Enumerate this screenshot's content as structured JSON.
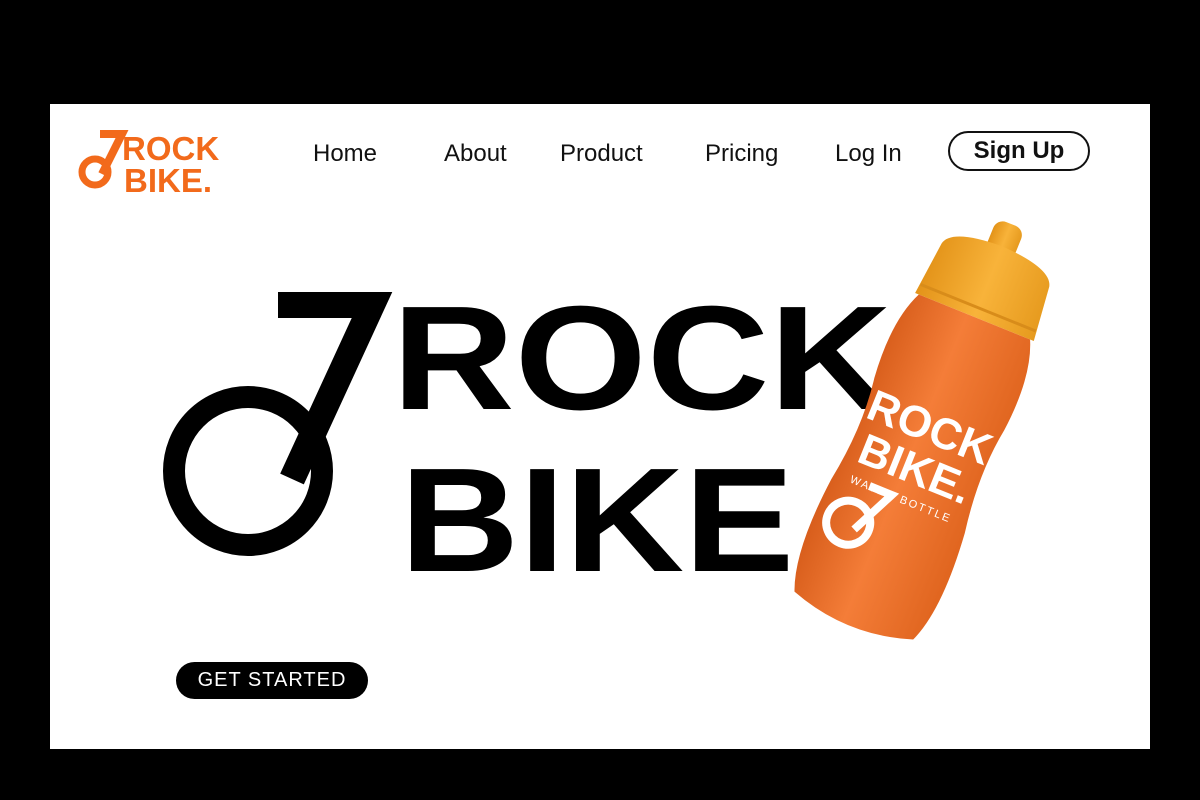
{
  "brand": {
    "logo_line1": "ROCK",
    "logo_line2": "BIKE.",
    "accent_color": "#F26A1B",
    "ink_color": "#000000"
  },
  "nav": {
    "links": [
      {
        "label": "Home"
      },
      {
        "label": "About"
      },
      {
        "label": "Product"
      },
      {
        "label": "Pricing"
      },
      {
        "label": "Log In"
      }
    ],
    "signup_label": "Sign Up"
  },
  "hero": {
    "title_line1": "ROCK",
    "title_line2": "BIKE.",
    "cta_label": "GET STARTED"
  },
  "product": {
    "bottle_body_color": "#F07A35",
    "bottle_cap_color": "#F5A623",
    "print_line1": "ROCK",
    "print_line2": "BIKE.",
    "print_caption": "WATER BOTTLE"
  }
}
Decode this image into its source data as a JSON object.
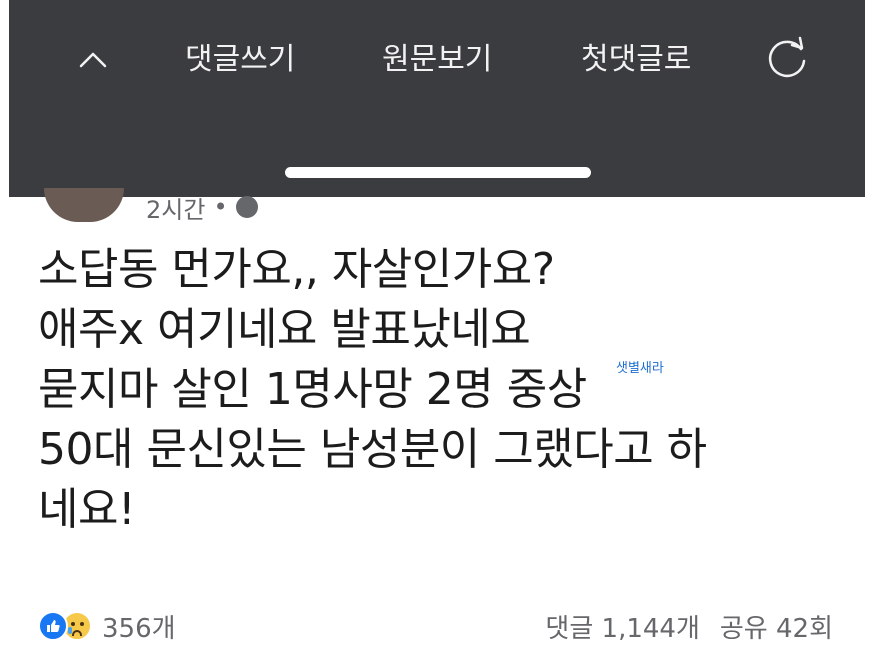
{
  "toolbar": {
    "collapse_icon": "chevron-up-icon",
    "write_comment": "댓글쓰기",
    "view_original": "원문보기",
    "first_comment": "첫댓글로",
    "refresh_icon": "refresh-icon",
    "background_color": "#3b3c40"
  },
  "post": {
    "timestamp": "2시간",
    "separator": "•",
    "privacy_icon": "globe-icon",
    "lines": [
      "소답동 먼가요,, 자살인가요?",
      "애주x 여기네요  발표났네요",
      "묻지마 살인 1명사망 2명 중상",
      "50대 문신있는 남성분이 그랬다고 하",
      "네요!"
    ],
    "watermark": "샛별새라"
  },
  "footer": {
    "reaction_icons": [
      "like-icon",
      "sad-icon"
    ],
    "reaction_count": "356개",
    "comments": "댓글 1,144개",
    "shares": "공유 42회"
  }
}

━━━━━━━━━━━━━━━━━━━━

*WHAT IS REQUIRED:* Transcribe every entry word for word, but skip the pictures.

*THE OUTPUT:*
Enumerate this screenshot's content as structured JSON.
{
  "brand": {
    "logo_line1": "ROCK",
    "logo_line2": "BIKE.",
    "accent_color": "#F26A1B",
    "ink_color": "#000000"
  },
  "nav": {
    "links": [
      {
        "label": "Home"
      },
      {
        "label": "About"
      },
      {
        "label": "Product"
      },
      {
        "label": "Pricing"
      },
      {
        "label": "Log In"
      }
    ],
    "signup_label": "Sign Up"
  },
  "hero": {
    "title_line1": "ROCK",
    "title_line2": "BIKE.",
    "cta_label": "GET STARTED"
  },
  "product": {
    "bottle_body_color": "#F07A35",
    "bottle_cap_color": "#F5A623",
    "print_line1": "ROCK",
    "print_line2": "BIKE.",
    "print_caption": "WATER BOTTLE"
  }
}
Decode this image into its source data as a JSON object.
{
  "toolbar": {
    "collapse_icon": "chevron-up-icon",
    "write_comment": "댓글쓰기",
    "view_original": "원문보기",
    "first_comment": "첫댓글로",
    "refresh_icon": "refresh-icon",
    "background_color": "#3b3c40"
  },
  "post": {
    "timestamp": "2시간",
    "separator": "•",
    "privacy_icon": "globe-icon",
    "lines": [
      "소답동 먼가요,, 자살인가요?",
      "애주x 여기네요  발표났네요",
      "묻지마 살인 1명사망 2명 중상",
      "50대 문신있는 남성분이 그랬다고 하",
      "네요!"
    ],
    "watermark": "샛별새라"
  },
  "footer": {
    "reaction_icons": [
      "like-icon",
      "sad-icon"
    ],
    "reaction_count": "356개",
    "comments": "댓글 1,144개",
    "shares": "공유 42회"
  }
}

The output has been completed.